## [REQUIREMENTS]
Find each line containing the string "CODEC". Copy it.

## [MATERIAL PROVIDED]

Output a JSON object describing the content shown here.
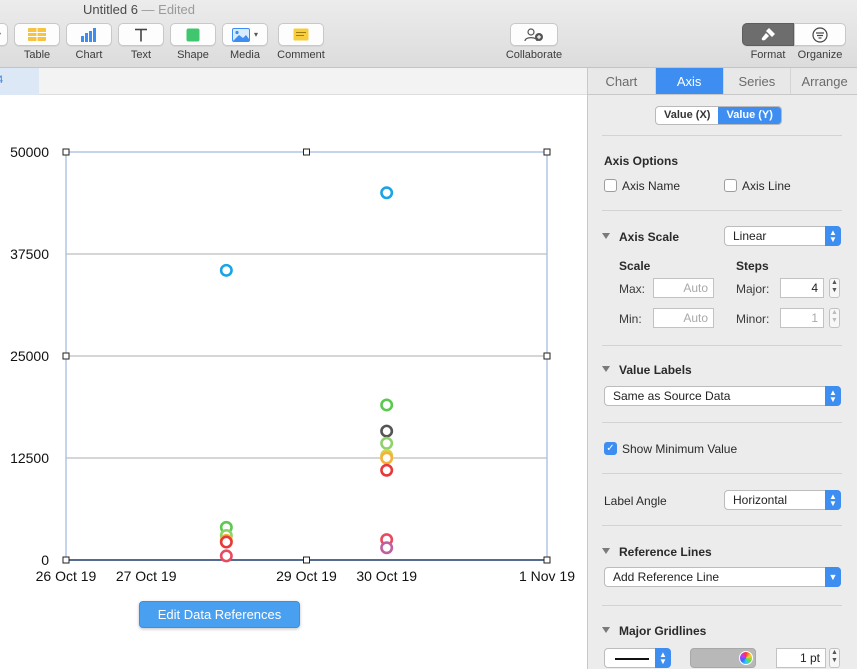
{
  "window": {
    "title": "Untitled 6",
    "status": "— Edited"
  },
  "toolbar": {
    "items": [
      {
        "label": "Table",
        "icon": "table-icon"
      },
      {
        "label": "Chart",
        "icon": "chart-icon"
      },
      {
        "label": "Text",
        "icon": "text-icon"
      },
      {
        "label": "Shape",
        "icon": "shape-icon"
      },
      {
        "label": "Media",
        "icon": "media-icon"
      },
      {
        "label": "Comment",
        "icon": "comment-icon"
      },
      {
        "label": "Collaborate",
        "icon": "collaborate-icon"
      },
      {
        "label": "Format",
        "icon": "format-brush-icon"
      },
      {
        "label": "Organize",
        "icon": "organize-icon"
      }
    ]
  },
  "canvas": {
    "ruler_text": "4",
    "edit_button": "Edit Data References"
  },
  "chart_data": {
    "type": "scatter",
    "x_axis": {
      "type": "date",
      "tick_labels": [
        "26 Oct 19",
        "27 Oct 19",
        "29 Oct 19",
        "30 Oct 19",
        "1 Nov 19"
      ]
    },
    "y_axis": {
      "min": 0,
      "max": 50000,
      "tick_labels": [
        "0",
        "12500",
        "25000",
        "37500",
        "50000"
      ],
      "major_steps": 4,
      "gridlines": true
    },
    "marker": "hollow-circle",
    "series": [
      {
        "color": "#1aa3e6",
        "points": [
          {
            "x": "28 Oct 19",
            "y": 35500
          },
          {
            "x": "30 Oct 19",
            "y": 45000
          }
        ]
      },
      {
        "color": "#5bc950",
        "points": [
          {
            "x": "28 Oct 19",
            "y": 4000
          },
          {
            "x": "30 Oct 19",
            "y": 19000
          }
        ]
      },
      {
        "color": "#555555",
        "points": [
          {
            "x": "30 Oct 19",
            "y": 15800
          }
        ]
      },
      {
        "color": "#8ed26a",
        "points": [
          {
            "x": "28 Oct 19",
            "y": 3000
          },
          {
            "x": "30 Oct 19",
            "y": 14300
          }
        ]
      },
      {
        "color": "#d7d34a",
        "points": [
          {
            "x": "30 Oct 19",
            "y": 12800
          }
        ]
      },
      {
        "color": "#f3b33b",
        "points": [
          {
            "x": "28 Oct 19",
            "y": 2400
          },
          {
            "x": "30 Oct 19",
            "y": 12500
          }
        ]
      },
      {
        "color": "#e8393a",
        "points": [
          {
            "x": "28 Oct 19",
            "y": 2200
          },
          {
            "x": "30 Oct 19",
            "y": 11000
          }
        ]
      },
      {
        "color": "#e84a5f",
        "points": [
          {
            "x": "28 Oct 19",
            "y": 500
          },
          {
            "x": "30 Oct 19",
            "y": 2500
          }
        ]
      },
      {
        "color": "#c060a0",
        "points": [
          {
            "x": "30 Oct 19",
            "y": 1500
          }
        ]
      }
    ]
  },
  "panel": {
    "tabs": [
      "Chart",
      "Axis",
      "Series",
      "Arrange"
    ],
    "active_tab": "Axis",
    "axis_toggle": [
      "Value (X)",
      "Value (Y)"
    ],
    "axis_options_title": "Axis Options",
    "axis_name_label": "Axis Name",
    "axis_line_label": "Axis Line",
    "axis_scale_label": "Axis Scale",
    "axis_scale_value": "Linear",
    "scale_header": "Scale",
    "steps_header": "Steps",
    "max_label": "Max:",
    "max_placeholder": "Auto",
    "min_label": "Min:",
    "min_placeholder": "Auto",
    "major_label": "Major:",
    "major_value": "4",
    "minor_label": "Minor:",
    "minor_value": "1",
    "value_labels_title": "Value Labels",
    "value_labels_value": "Same as Source Data",
    "show_min_label": "Show Minimum Value",
    "show_min_checked": "✓",
    "label_angle_label": "Label Angle",
    "label_angle_value": "Horizontal",
    "reference_lines_title": "Reference Lines",
    "reference_lines_value": "Add Reference Line",
    "major_gridlines_title": "Major Gridlines",
    "gridline_width": "1 pt"
  },
  "colors": {
    "accent": "#3d8ef0",
    "selection_blue": "#3b82e0"
  }
}
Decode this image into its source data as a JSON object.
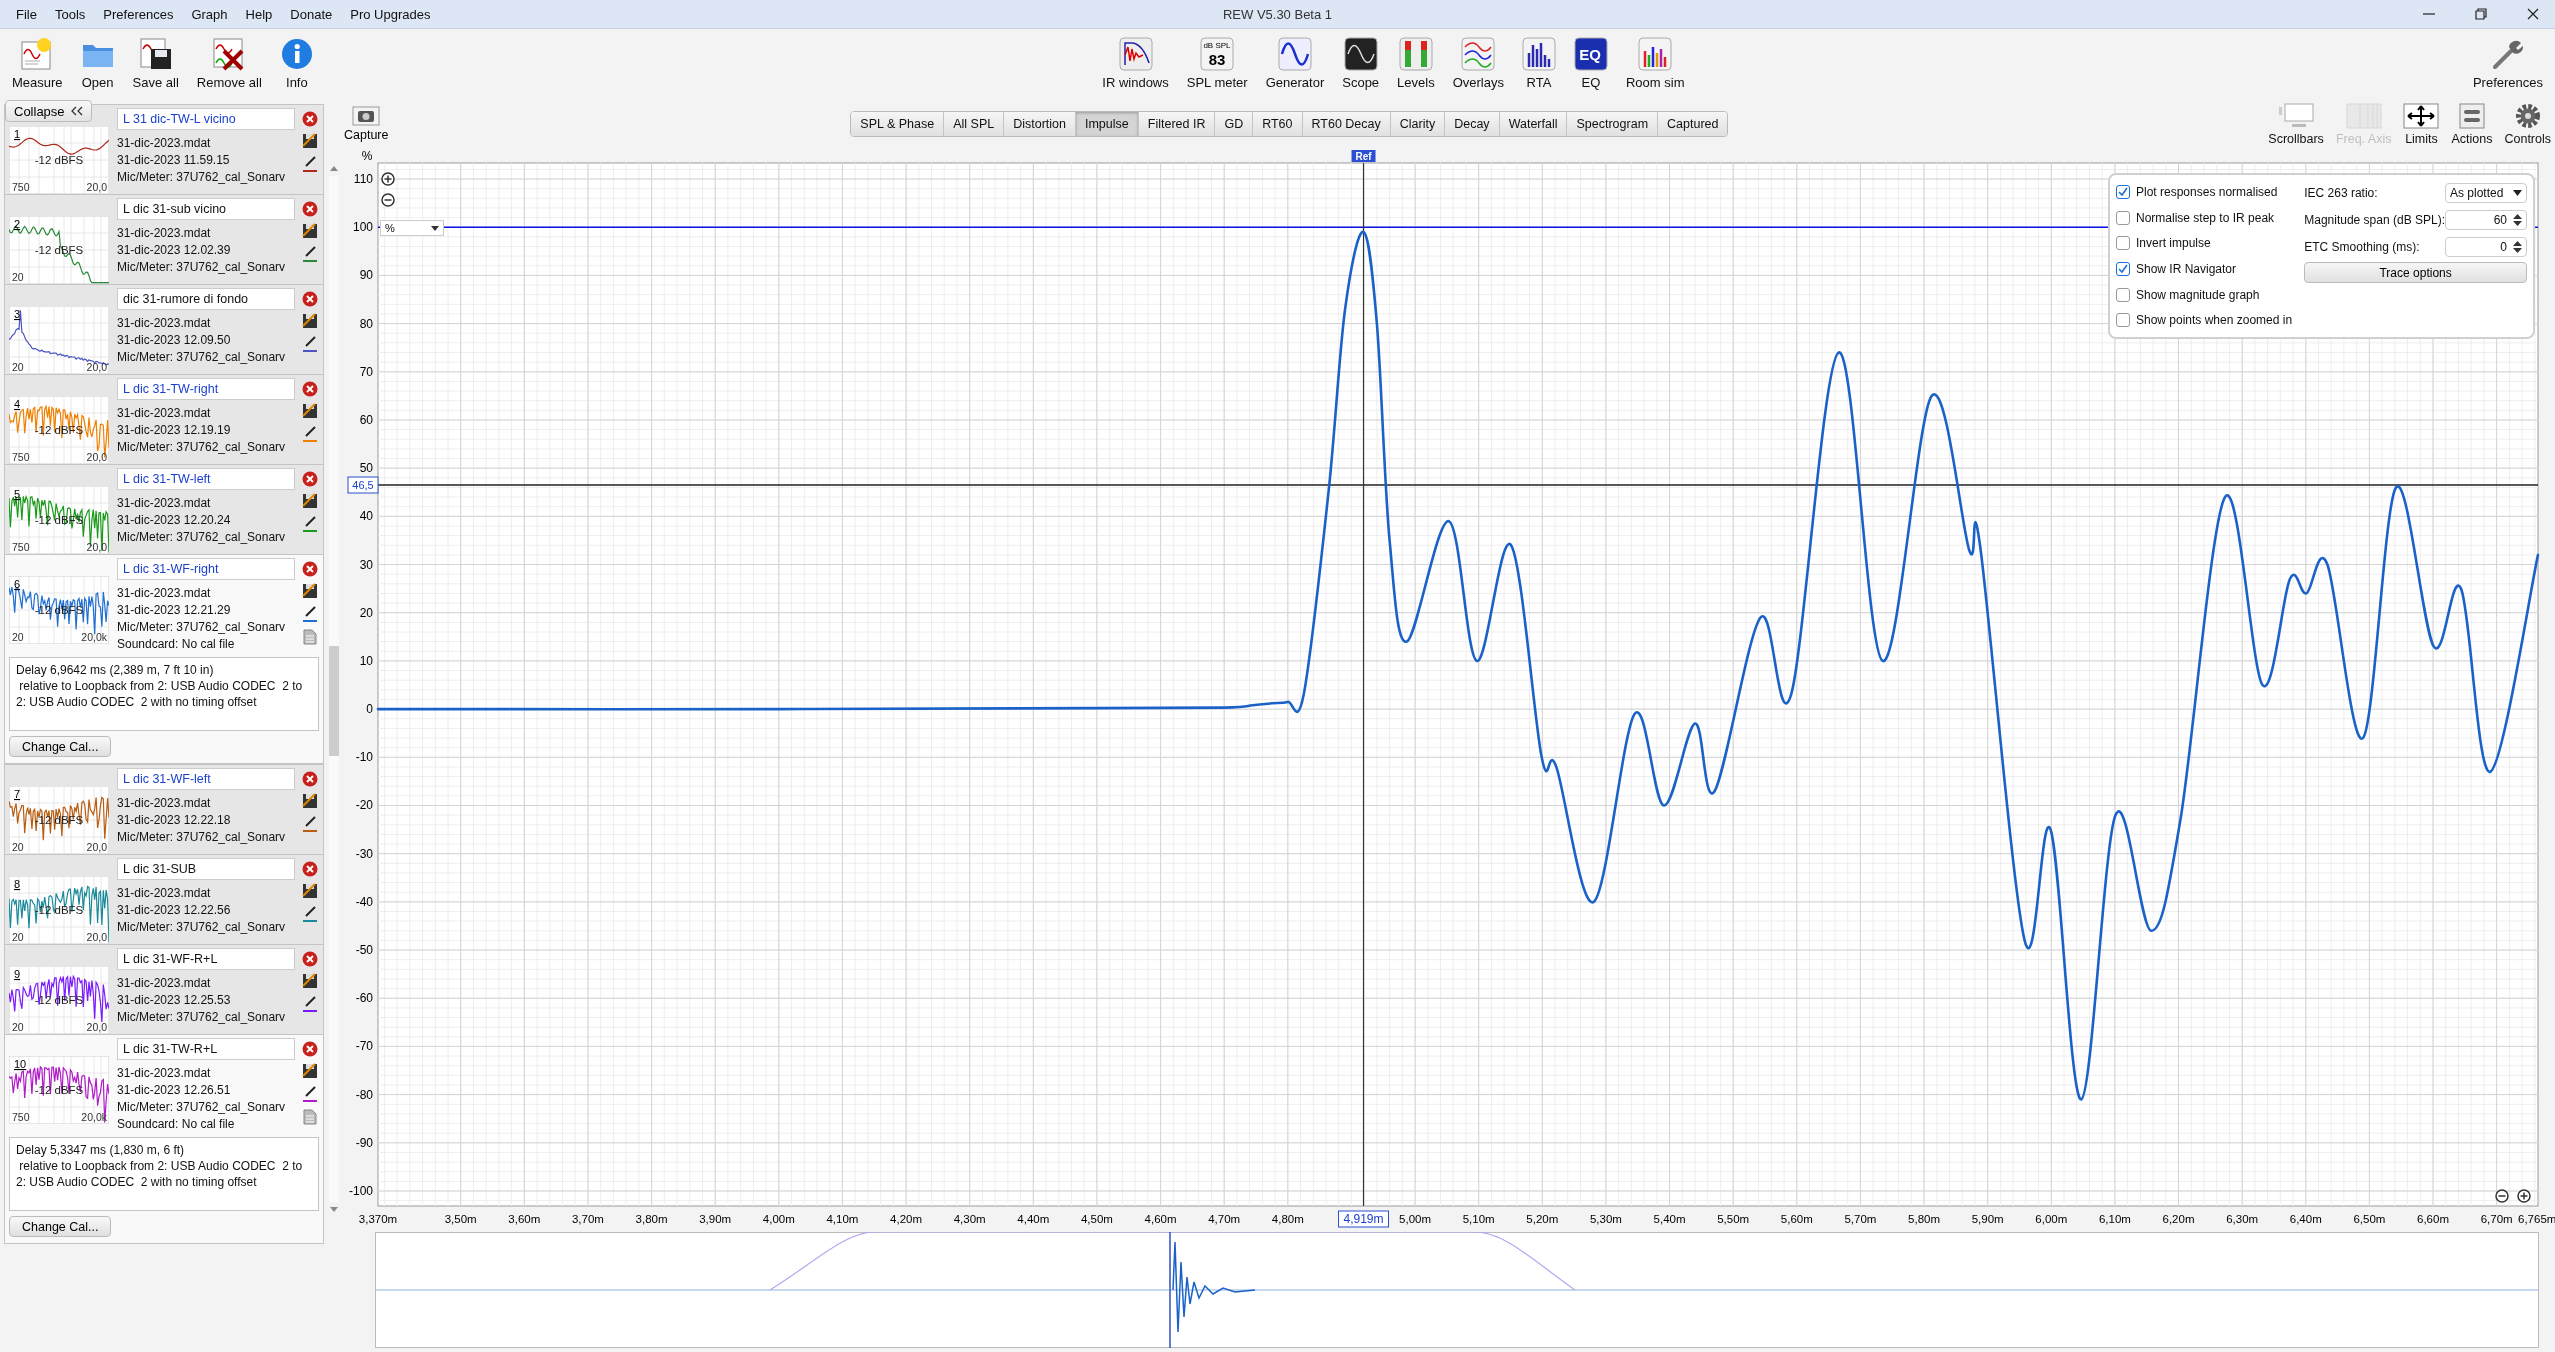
{
  "window": {
    "title": "REW V5.30 Beta 1"
  },
  "menu": [
    "File",
    "Tools",
    "Preferences",
    "Graph",
    "Help",
    "Donate",
    "Pro Upgrades"
  ],
  "toolbar_left": [
    {
      "label": "Measure"
    },
    {
      "label": "Open"
    },
    {
      "label": "Save all"
    },
    {
      "label": "Remove all"
    },
    {
      "label": "Info"
    }
  ],
  "toolbar_center": [
    {
      "label": "IR windows"
    },
    {
      "label": "SPL meter",
      "icon_text": [
        "dB SPL",
        "83"
      ]
    },
    {
      "label": "Generator"
    },
    {
      "label": "Scope"
    },
    {
      "label": "Levels"
    },
    {
      "label": "Overlays"
    },
    {
      "label": "RTA"
    },
    {
      "label": "EQ",
      "icon_text": [
        "EQ"
      ]
    },
    {
      "label": "Room sim"
    }
  ],
  "toolbar_right": [
    {
      "label": "Preferences"
    }
  ],
  "collapse_button": "Collapse",
  "measurements": [
    {
      "number": "1",
      "name": "L 31 dic-TW-L vicino",
      "highlighted": true,
      "file": "31-dic-2023.mdat",
      "date": "31-dic-2023 11.59.15",
      "mic": "Mic/Meter: 37U762_cal_Sonarv",
      "color": "#b0281c",
      "level_label": "-12 dBFS",
      "left_label": "750",
      "right_label": "20,0",
      "expanded": false
    },
    {
      "number": "2",
      "name": "L dic 31-sub vicino",
      "highlighted": false,
      "file": "31-dic-2023.mdat",
      "date": "31-dic-2023 12.02.39",
      "mic": "Mic/Meter: 37U762_cal_Sonarv",
      "color": "#2a8a3a",
      "level_label": "-12 dBFS",
      "left_label": "20",
      "expanded": false
    },
    {
      "number": "3",
      "name": "dic 31-rumore di fondo",
      "highlighted": false,
      "file": "31-dic-2023.mdat",
      "date": "31-dic-2023 12.09.50",
      "mic": "Mic/Meter: 37U762_cal_Sonarv",
      "color": "#4a55c0",
      "left_label": "20",
      "right_label": "20,0",
      "expanded": false
    },
    {
      "number": "4",
      "name": "L dic 31-TW-right",
      "highlighted": true,
      "file": "31-dic-2023.mdat",
      "date": "31-dic-2023 12.19.19",
      "mic": "Mic/Meter: 37U762_cal_Sonarv",
      "color": "#f08000",
      "level_label": "-12 dBFS",
      "left_label": "750",
      "right_label": "20,0",
      "expanded": false
    },
    {
      "number": "5",
      "name": "L dic 31-TW-left",
      "highlighted": true,
      "file": "31-dic-2023.mdat",
      "date": "31-dic-2023 12.20.24",
      "mic": "Mic/Meter: 37U762_cal_Sonarv",
      "color": "#1a9a1a",
      "level_label": "-12 dBFS",
      "left_label": "750",
      "right_label": "20,0",
      "expanded": false
    },
    {
      "number": "6",
      "name": "L dic 31-WF-right",
      "highlighted": true,
      "file": "31-dic-2023.mdat",
      "date": "31-dic-2023 12.21.29",
      "mic": "Mic/Meter: 37U762_cal_Sonarv",
      "color": "#1e6fd0",
      "level_label": "-12 dBFS",
      "left_label": "20",
      "right_label": "20,0k",
      "expanded": true,
      "soundcard": "Soundcard: No cal file",
      "delay": "Delay 6,9642 ms (2,389 m, 7 ft 10 in)\n relative to Loopback from 2: USB Audio CODEC  2 to\n2: USB Audio CODEC  2 with no timing offset",
      "button": "Change Cal..."
    },
    {
      "number": "7",
      "name": "L dic 31-WF-left",
      "highlighted": true,
      "file": "31-dic-2023.mdat",
      "date": "31-dic-2023 12.22.18",
      "mic": "Mic/Meter: 37U762_cal_Sonarv",
      "color": "#b85c10",
      "level_label": "-12 dBFS",
      "left_label": "20",
      "right_label": "20,0",
      "expanded": false
    },
    {
      "number": "8",
      "name": "L dic 31-SUB",
      "highlighted": false,
      "file": "31-dic-2023.mdat",
      "date": "31-dic-2023 12.22.56",
      "mic": "Mic/Meter: 37U762_cal_Sonarv",
      "color": "#1a8a9a",
      "level_label": "-12 dBFS",
      "left_label": "20",
      "right_label": "20,0",
      "expanded": false
    },
    {
      "number": "9",
      "name": "L dic 31-WF-R+L",
      "highlighted": false,
      "file": "31-dic-2023.mdat",
      "date": "31-dic-2023 12.25.53",
      "mic": "Mic/Meter: 37U762_cal_Sonarv",
      "color": "#7a1aff",
      "level_label": "-12 dBFS",
      "left_label": "20",
      "right_label": "20,0",
      "expanded": false
    },
    {
      "number": "10",
      "name": "L dic 31-TW-R+L",
      "highlighted": false,
      "file": "31-dic-2023.mdat",
      "date": "31-dic-2023 12.26.51",
      "mic": "Mic/Meter: 37U762_cal_Sonarv",
      "color": "#b01ac8",
      "level_label": "-12 dBFS",
      "left_label": "750",
      "right_label": "20,0k",
      "expanded": true,
      "soundcard": "Soundcard: No cal file",
      "delay": "Delay 5,3347 ms (1,830 m, 6 ft)\n relative to Loopback from 2: USB Audio CODEC  2 to\n2: USB Audio CODEC  2 with no timing offset",
      "button": "Change Cal..."
    }
  ],
  "capture": {
    "label": "Capture"
  },
  "tabs": [
    {
      "label": "SPL & Phase",
      "selected": false
    },
    {
      "label": "All SPL",
      "selected": false
    },
    {
      "label": "Distortion",
      "selected": false
    },
    {
      "label": "Impulse",
      "selected": true
    },
    {
      "label": "Filtered IR",
      "selected": false
    },
    {
      "label": "GD",
      "selected": false
    },
    {
      "label": "RT60",
      "selected": false
    },
    {
      "label": "RT60 Decay",
      "selected": false
    },
    {
      "label": "Clarity",
      "selected": false
    },
    {
      "label": "Decay",
      "selected": false
    },
    {
      "label": "Waterfall",
      "selected": false
    },
    {
      "label": "Spectrogram",
      "selected": false
    },
    {
      "label": "Captured",
      "selected": false
    }
  ],
  "graph_tools": [
    {
      "label": "Scrollbars",
      "disabled": false
    },
    {
      "label": "Freq. Axis",
      "disabled": true
    },
    {
      "label": "Limits",
      "disabled": false
    },
    {
      "label": "Actions",
      "disabled": false
    },
    {
      "label": "Controls",
      "disabled": false
    }
  ],
  "chart": {
    "unit": "%",
    "unit_selector": "%",
    "chart_data": {
      "type": "line",
      "x": [
        3.37,
        4.0,
        4.5,
        4.7,
        4.745,
        4.775,
        4.8,
        4.825,
        4.864,
        4.89,
        4.919,
        4.94,
        4.96,
        4.987,
        5.053,
        5.097,
        5.151,
        5.199,
        5.222,
        5.281,
        5.345,
        5.391,
        5.44,
        5.471,
        5.543,
        5.591,
        5.666,
        5.735,
        5.812,
        5.871,
        5.888,
        5.958,
        5.999,
        6.047,
        6.101,
        6.157,
        6.203,
        6.273,
        6.332,
        6.375,
        6.401,
        6.434,
        6.49,
        6.542,
        6.601,
        6.644,
        6.69,
        6.765
      ],
      "series": [
        {
          "color": "#1b62c8",
          "values": [
            0,
            0,
            0.2,
            0.3,
            0.8,
            1.2,
            1.5,
            3,
            45,
            83,
            99,
            80,
            35,
            14,
            39,
            10,
            34,
            -10,
            -12,
            -40,
            -1,
            -20,
            -3,
            -17,
            19,
            3,
            74,
            10,
            65,
            33,
            34,
            -48,
            -25,
            -81,
            -22,
            -46,
            -23,
            44,
            5,
            27,
            24,
            30,
            -6,
            46,
            13,
            25,
            -13,
            32
          ]
        }
      ],
      "xlim": [
        3.37,
        6.765
      ],
      "ylim": [
        -100,
        110
      ],
      "grid": true,
      "xticks": [
        {
          "value": 3.5,
          "label": "3,50m"
        },
        {
          "value": 3.6,
          "label": "3,60m"
        },
        {
          "value": 3.7,
          "label": "3,70m"
        },
        {
          "value": 3.8,
          "label": "3,80m"
        },
        {
          "value": 3.9,
          "label": "3,90m"
        },
        {
          "value": 4.0,
          "label": "4,00m"
        },
        {
          "value": 4.1,
          "label": "4,10m"
        },
        {
          "value": 4.2,
          "label": "4,20m"
        },
        {
          "value": 4.3,
          "label": "4,30m"
        },
        {
          "value": 4.4,
          "label": "4,40m"
        },
        {
          "value": 4.5,
          "label": "4,50m"
        },
        {
          "value": 4.6,
          "label": "4,60m"
        },
        {
          "value": 4.7,
          "label": "4,70m"
        },
        {
          "value": 4.8,
          "label": "4,80m"
        },
        {
          "value": 5.0,
          "label": "5,00m"
        },
        {
          "value": 5.1,
          "label": "5,10m"
        },
        {
          "value": 5.2,
          "label": "5,20m"
        },
        {
          "value": 5.3,
          "label": "5,30m"
        },
        {
          "value": 5.4,
          "label": "5,40m"
        },
        {
          "value": 5.5,
          "label": "5,50m"
        },
        {
          "value": 5.6,
          "label": "5,60m"
        },
        {
          "value": 5.7,
          "label": "5,70m"
        },
        {
          "value": 5.8,
          "label": "5,80m"
        },
        {
          "value": 5.9,
          "label": "5,90m"
        },
        {
          "value": 6.0,
          "label": "6,00m"
        },
        {
          "value": 6.1,
          "label": "6,10m"
        },
        {
          "value": 6.2,
          "label": "6,20m"
        },
        {
          "value": 6.3,
          "label": "6,30m"
        },
        {
          "value": 6.4,
          "label": "6,40m"
        },
        {
          "value": 6.5,
          "label": "6,50m"
        },
        {
          "value": 6.6,
          "label": "6,60m"
        },
        {
          "value": 6.7,
          "label": "6,70m"
        }
      ],
      "yticks": [
        110,
        100,
        90,
        80,
        70,
        60,
        50,
        40,
        30,
        20,
        10,
        0,
        -10,
        -20,
        -30,
        -40,
        -50,
        -60,
        -70,
        -80,
        -90,
        -100
      ],
      "ref_lines": [
        {
          "axis": "y",
          "value": 100
        },
        {
          "axis": "y",
          "value": 46.5,
          "label": "46,5"
        },
        {
          "axis": "x",
          "value": 4.919,
          "label": "4,919m"
        }
      ]
    },
    "x_start_label": "3,370m",
    "x_end_label": "6,765m",
    "ref_flag": "Ref"
  },
  "options": {
    "checkboxes": [
      {
        "label": "Plot responses normalised",
        "checked": true
      },
      {
        "label": "Normalise step to IR peak",
        "checked": false
      },
      {
        "label": "Invert impulse",
        "checked": false
      },
      {
        "label": "Show IR Navigator",
        "checked": true
      },
      {
        "label": "Show magnitude graph",
        "checked": false
      },
      {
        "label": "Show points when zoomed in",
        "checked": false
      }
    ],
    "fields": [
      {
        "label": "IEC 263 ratio:",
        "kind": "dropdown",
        "value": "As plotted"
      },
      {
        "label": "Magnitude span (dB SPL):",
        "kind": "spinner",
        "value": "60"
      },
      {
        "label": "ETC Smoothing (ms):",
        "kind": "spinner",
        "value": "0"
      }
    ],
    "button": "Trace options"
  }
}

## [WRITTEN SOLUTION]
      "delay": "Delay 6,9642 ms (2,389 m, 7 ft 10 in)\n relative to Loopback from 2: USB Audio CODEC  2 to\n2: USB Audio CODEC  2 with no timing offset",
      "delay": "Delay 5,3347 ms (1,830 m, 6 ft)\n relative to Loopback from 2: USB Audio CODEC  2 to\n2: USB Audio CODEC  2 with no timing offset",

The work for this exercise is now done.